EXERCISE OBJECTIVE -
Output the material word for word. Leave each picture out.

GIVEN ENTRIES -
---+---

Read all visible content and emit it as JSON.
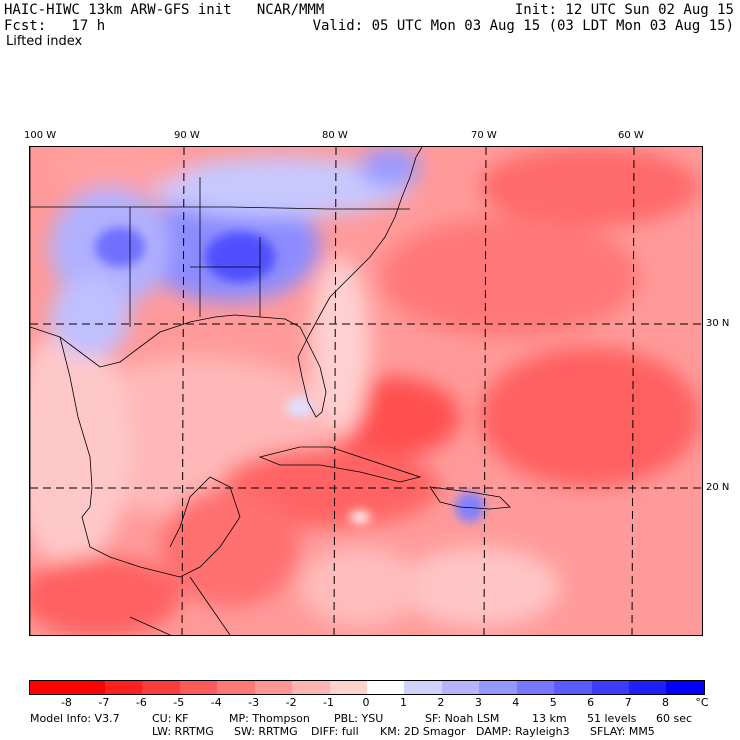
{
  "header": {
    "left_line1": "HAIC-HIWC 13km ARW-GFS init   NCAR/MMM",
    "left_line2": "Fcst:   17 h",
    "left_line3": "Lifted index",
    "right_line1": "Init: 12 UTC Sun 02 Aug 15",
    "right_line2": "Valid: 05 UTC Mon 03 Aug 15 (03 LDT Mon 03 Aug 15)"
  },
  "axes": {
    "lon_labels": [
      "100 W",
      "90 W",
      "80 W",
      "70 W",
      "60 W"
    ],
    "lat_labels": [
      "30 N",
      "20 N"
    ]
  },
  "legend": {
    "unit": "°C",
    "labels": [
      "-8",
      "-7",
      "-6",
      "-5",
      "-4",
      "-3",
      "-2",
      "-1",
      "0",
      "1",
      "2",
      "3",
      "4",
      "5",
      "6",
      "7",
      "8"
    ],
    "colors": [
      "#ff0000",
      "#ff2020",
      "#ff3c3c",
      "#ff5a5a",
      "#ff7878",
      "#ff9696",
      "#ffb4b4",
      "#ffd2d2",
      "#ffffff",
      "#d2d2ff",
      "#b4b4ff",
      "#9696ff",
      "#7878ff",
      "#5a5aff",
      "#3c3cff",
      "#2020ff",
      "#0000ff"
    ]
  },
  "footer": {
    "model_info": "Model Info: V3.7",
    "cu": "CU: KF",
    "mp": "MP: Thompson",
    "pbl": "PBL: YSU",
    "sf": "SF: Noah LSM",
    "res": "13 km",
    "levels": "51 levels",
    "dt": "60 sec",
    "lw": "LW: RRTMG",
    "sw": "SW: RRTMG",
    "diff": "DIFF: full",
    "km": "KM: 2D Smagor",
    "damp": "DAMP: Rayleigh3",
    "sflay": "SFLAY: MM5"
  }
}
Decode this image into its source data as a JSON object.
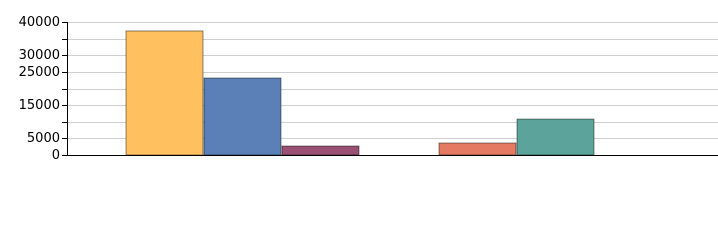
{
  "chart_data": {
    "type": "bar",
    "categories": [
      null,
      null
    ],
    "series": [
      {
        "colors": [
          "#ffc060",
          "#e47a62"
        ],
        "values": [
          37300,
          3600
        ]
      },
      {
        "colors": [
          "#5b80b8",
          "#5ba39b"
        ],
        "values": [
          23150,
          10800
        ]
      },
      {
        "colors": [
          "#9b4f73",
          "#9b4f73"
        ],
        "values": [
          2700,
          null
        ]
      }
    ],
    "ylim": [
      0,
      40000
    ],
    "yticks": [
      0,
      5000,
      15000,
      25000,
      30000,
      40000
    ],
    "minor_yticks": [
      10000,
      20000,
      35000
    ],
    "grid": true
  }
}
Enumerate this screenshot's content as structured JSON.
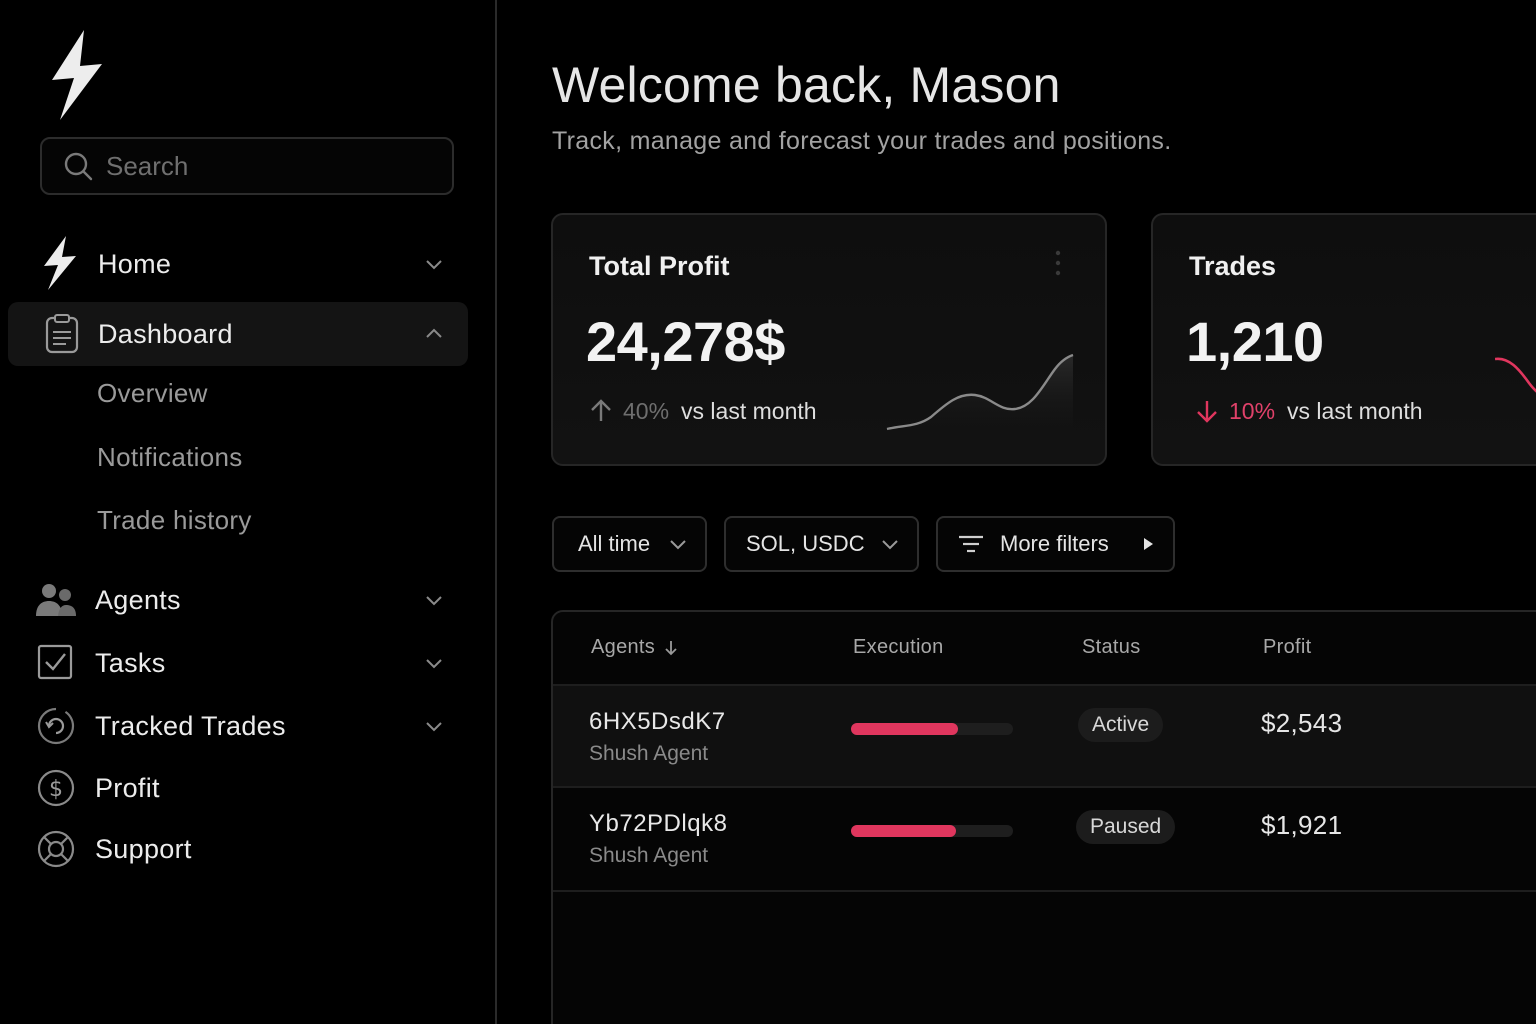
{
  "sidebar": {
    "search": {
      "placeholder": "Search"
    },
    "nav": [
      {
        "label": "Home",
        "icon": "bolt-icon",
        "expanded": false
      },
      {
        "label": "Dashboard",
        "icon": "clipboard-icon",
        "expanded": true,
        "active": true
      },
      {
        "label": "Agents",
        "icon": "users-icon",
        "expanded": false
      },
      {
        "label": "Tasks",
        "icon": "checkbox-icon",
        "expanded": false
      },
      {
        "label": "Tracked Trades",
        "icon": "refresh-circle-icon",
        "expanded": false
      },
      {
        "label": "Profit",
        "icon": "dollar-circle-icon"
      },
      {
        "label": "Support",
        "icon": "lifebuoy-icon"
      }
    ],
    "dashboard_sub": [
      "Overview",
      "Notifications",
      "Trade history"
    ]
  },
  "main": {
    "title": "Welcome back, Mason",
    "subtitle": "Track, manage and forecast your trades and positions.",
    "cards": [
      {
        "title": "Total Profit",
        "value": "24,278$",
        "delta_pct": "40%",
        "delta_dir": "up",
        "delta_text": "vs last month"
      },
      {
        "title": "Trades",
        "value": "1,210",
        "delta_pct": "10%",
        "delta_dir": "down",
        "delta_text": "vs last month"
      }
    ],
    "filters": [
      {
        "label": "All time"
      },
      {
        "label": "SOL, USDC"
      },
      {
        "label": "More filters"
      }
    ],
    "table": {
      "columns": [
        "Agents",
        "Execution",
        "Status",
        "Profit"
      ],
      "rows": [
        {
          "id": "6HX5DsdK7",
          "type": "Shush Agent",
          "execution": 0.66,
          "status": "Active",
          "profit": "$2,543"
        },
        {
          "id": "Yb72PDlqk8",
          "type": "Shush Agent",
          "execution": 0.65,
          "status": "Paused",
          "profit": "$1,921"
        }
      ]
    }
  },
  "colors": {
    "accent": "#e0365e",
    "background": "#000000",
    "card": "#101010",
    "muted_text": "#9a9a9a"
  }
}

---+---

RESULT FOR THIS EXERCISE -
Read all visible content and emit it as JSON.
{
  "header": {
    "left_line1": "HAIC-HIWC 13km ARW-GFS init   NCAR/MMM",
    "left_line2": "Fcst:   17 h",
    "left_line3": "Lifted index",
    "right_line1": "Init: 12 UTC Sun 02 Aug 15",
    "right_line2": "Valid: 05 UTC Mon 03 Aug 15 (03 LDT Mon 03 Aug 15)"
  },
  "axes": {
    "lon_labels": [
      "100 W",
      "90 W",
      "80 W",
      "70 W",
      "60 W"
    ],
    "lat_labels": [
      "30 N",
      "20 N"
    ]
  },
  "legend": {
    "unit": "°C",
    "labels": [
      "-8",
      "-7",
      "-6",
      "-5",
      "-4",
      "-3",
      "-2",
      "-1",
      "0",
      "1",
      "2",
      "3",
      "4",
      "5",
      "6",
      "7",
      "8"
    ],
    "colors": [
      "#ff0000",
      "#ff2020",
      "#ff3c3c",
      "#ff5a5a",
      "#ff7878",
      "#ff9696",
      "#ffb4b4",
      "#ffd2d2",
      "#ffffff",
      "#d2d2ff",
      "#b4b4ff",
      "#9696ff",
      "#7878ff",
      "#5a5aff",
      "#3c3cff",
      "#2020ff",
      "#0000ff"
    ]
  },
  "footer": {
    "model_info": "Model Info: V3.7",
    "cu": "CU: KF",
    "mp": "MP: Thompson",
    "pbl": "PBL: YSU",
    "sf": "SF: Noah LSM",
    "res": "13 km",
    "levels": "51 levels",
    "dt": "60 sec",
    "lw": "LW: RRTMG",
    "sw": "SW: RRTMG",
    "diff": "DIFF: full",
    "km": "KM: 2D Smagor",
    "damp": "DAMP: Rayleigh3",
    "sflay": "SFLAY: MM5"
  }
}
Decode this image into its source data as a JSON object.
{
  "chart_data": {
    "type": "bar",
    "categories": [
      null,
      null
    ],
    "series": [
      {
        "colors": [
          "#ffc060",
          "#e47a62"
        ],
        "values": [
          37300,
          3600
        ]
      },
      {
        "colors": [
          "#5b80b8",
          "#5ba39b"
        ],
        "values": [
          23150,
          10800
        ]
      },
      {
        "colors": [
          "#9b4f73",
          "#9b4f73"
        ],
        "values": [
          2700,
          null
        ]
      }
    ],
    "ylim": [
      0,
      40000
    ],
    "yticks": [
      0,
      5000,
      15000,
      25000,
      30000,
      40000
    ],
    "minor_yticks": [
      10000,
      20000,
      35000
    ],
    "grid": true
  }
}
Enumerate this screenshot's content as structured JSON.
{
  "sidebar": {
    "search": {
      "placeholder": "Search"
    },
    "nav": [
      {
        "label": "Home",
        "icon": "bolt-icon",
        "expanded": false
      },
      {
        "label": "Dashboard",
        "icon": "clipboard-icon",
        "expanded": true,
        "active": true
      },
      {
        "label": "Agents",
        "icon": "users-icon",
        "expanded": false
      },
      {
        "label": "Tasks",
        "icon": "checkbox-icon",
        "expanded": false
      },
      {
        "label": "Tracked Trades",
        "icon": "refresh-circle-icon",
        "expanded": false
      },
      {
        "label": "Profit",
        "icon": "dollar-circle-icon"
      },
      {
        "label": "Support",
        "icon": "lifebuoy-icon"
      }
    ],
    "dashboard_sub": [
      "Overview",
      "Notifications",
      "Trade history"
    ]
  },
  "main": {
    "title": "Welcome back, Mason",
    "subtitle": "Track, manage and forecast your trades and positions.",
    "cards": [
      {
        "title": "Total Profit",
        "value": "24,278$",
        "delta_pct": "40%",
        "delta_dir": "up",
        "delta_text": "vs last month"
      },
      {
        "title": "Trades",
        "value": "1,210",
        "delta_pct": "10%",
        "delta_dir": "down",
        "delta_text": "vs last month"
      }
    ],
    "filters": [
      {
        "label": "All time"
      },
      {
        "label": "SOL, USDC"
      },
      {
        "label": "More filters"
      }
    ],
    "table": {
      "columns": [
        "Agents",
        "Execution",
        "Status",
        "Profit"
      ],
      "rows": [
        {
          "id": "6HX5DsdK7",
          "type": "Shush Agent",
          "execution": 0.66,
          "status": "Active",
          "profit": "$2,543"
        },
        {
          "id": "Yb72PDlqk8",
          "type": "Shush Agent",
          "execution": 0.65,
          "status": "Paused",
          "profit": "$1,921"
        }
      ]
    }
  },
  "colors": {
    "accent": "#e0365e",
    "background": "#000000",
    "card": "#101010",
    "muted_text": "#9a9a9a"
  }
}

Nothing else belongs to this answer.